• **What to work on**
Return the complete listing that follows, with each line reproduced exactly.

[Source data start]

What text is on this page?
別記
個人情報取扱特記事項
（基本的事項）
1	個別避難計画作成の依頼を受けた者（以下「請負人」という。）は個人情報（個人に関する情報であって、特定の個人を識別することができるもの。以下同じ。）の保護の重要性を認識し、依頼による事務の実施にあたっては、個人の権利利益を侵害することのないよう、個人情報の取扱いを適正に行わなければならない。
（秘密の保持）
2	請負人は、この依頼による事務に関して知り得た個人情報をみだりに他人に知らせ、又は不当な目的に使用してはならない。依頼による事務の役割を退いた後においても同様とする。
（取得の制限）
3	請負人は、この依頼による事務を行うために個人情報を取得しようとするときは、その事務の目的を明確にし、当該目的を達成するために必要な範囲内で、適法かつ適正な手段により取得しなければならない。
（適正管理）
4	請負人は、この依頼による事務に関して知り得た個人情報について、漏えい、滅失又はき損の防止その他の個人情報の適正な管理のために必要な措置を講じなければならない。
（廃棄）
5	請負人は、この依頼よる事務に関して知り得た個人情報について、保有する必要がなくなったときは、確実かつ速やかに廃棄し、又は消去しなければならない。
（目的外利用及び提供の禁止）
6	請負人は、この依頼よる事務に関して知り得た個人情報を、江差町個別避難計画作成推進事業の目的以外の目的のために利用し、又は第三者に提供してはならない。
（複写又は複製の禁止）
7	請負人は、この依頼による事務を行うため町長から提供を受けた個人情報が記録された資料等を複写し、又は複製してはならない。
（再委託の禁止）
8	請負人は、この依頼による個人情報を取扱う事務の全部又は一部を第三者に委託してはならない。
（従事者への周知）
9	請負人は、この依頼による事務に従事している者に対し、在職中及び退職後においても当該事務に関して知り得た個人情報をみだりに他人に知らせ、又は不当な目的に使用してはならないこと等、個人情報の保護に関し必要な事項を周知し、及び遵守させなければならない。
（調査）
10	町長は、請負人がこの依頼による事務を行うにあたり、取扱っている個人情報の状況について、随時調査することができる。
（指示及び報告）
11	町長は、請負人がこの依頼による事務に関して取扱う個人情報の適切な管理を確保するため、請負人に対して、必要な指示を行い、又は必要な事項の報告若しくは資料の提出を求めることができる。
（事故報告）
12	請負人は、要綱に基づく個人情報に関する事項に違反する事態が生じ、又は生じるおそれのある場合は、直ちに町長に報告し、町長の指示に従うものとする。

[Source data end]

• **Reply to the task**
What text is on this page?
別記
個人情報取扱特記事項
（基本的事項）
1	個別避難計画作成の依頼を受けた者（以下「請負人」という。）は個人情報（個人に関する情報であって、特定の個人を識別することができるもの。以下同じ。）の保護の重要性を認識し、依頼による事務の実施にあたっては、個人の権利利益を侵害することのないよう、個人情報の取扱いを適正に行わなければならない。
（秘密の保持）
2	請負人は、この依頼による事務に関して知り得た個人情報をみだりに他人に知らせ、又は不当な目的に使用してはならない。依頼による事務の役割を退いた後においても同様とする。
（取得の制限）
3	請負人は、この依頼による事務を行うために個人情報を取得しようとするときは、その事務の目的を明確にし、当該目的を達成するために必要な範囲内で、適法かつ適正な手段により取得しなければならない。
（適正管理）
4	請負人は、この依頼による事務に関して知り得た個人情報について、漏えい、滅失又はき損の防止その他の個人情報の適正な管理のために必要な措置を講じなければならない。
（廃棄）
5	請負人は、この依頼よる事務に関して知り得た個人情報について、保有する必要がなくなったときは、確実かつ速やかに廃棄し、又は消去しなければならない。
（目的外利用及び提供の禁止）
6	請負人は、この依頼よる事務に関して知り得た個人情報を、江差町個別避難計画作成推進事業の目的以外の目的のために利用し、又は第三者に提供してはならない。
（複写又は複製の禁止）
7	請負人は、この依頼による事務を行うため町長から提供を受けた個人情報が記録された資料等を複写し、又は複製してはならない。
（再委託の禁止）
8	請負人は、この依頼による個人情報を取扱う事務の全部又は一部を第三者に委託してはならない。
（従事者への周知）
9	請負人は、この依頼による事務に従事している者に対し、在職中及び退職後においても当該事務に関して知り得た個人情報をみだりに他人に知らせ、又は不当な目的に使用してはならないこと等、個人情報の保護に関し必要な事項を周知し、及び遵守させなければならない。
（調査）
10	町長は、請負人がこの依頼による事務を行うにあたり、取扱っている個人情報の状況について、随時調査することができる。
（指示及び報告）
11	町長は、請負人がこの依頼による事務に関して取扱う個人情報の適切な管理を確保するため、請負人に対して、必要な指示を行い、又は必要な事項の報告若しくは資料の提出を求めることができる。
（事故報告）
12	請負人は、要綱に基づく個人情報に関する事項に違反する事態が生じ、又は生じるおそれのある場合は、直ちに町長に報告し、町長の指示に従うものとする。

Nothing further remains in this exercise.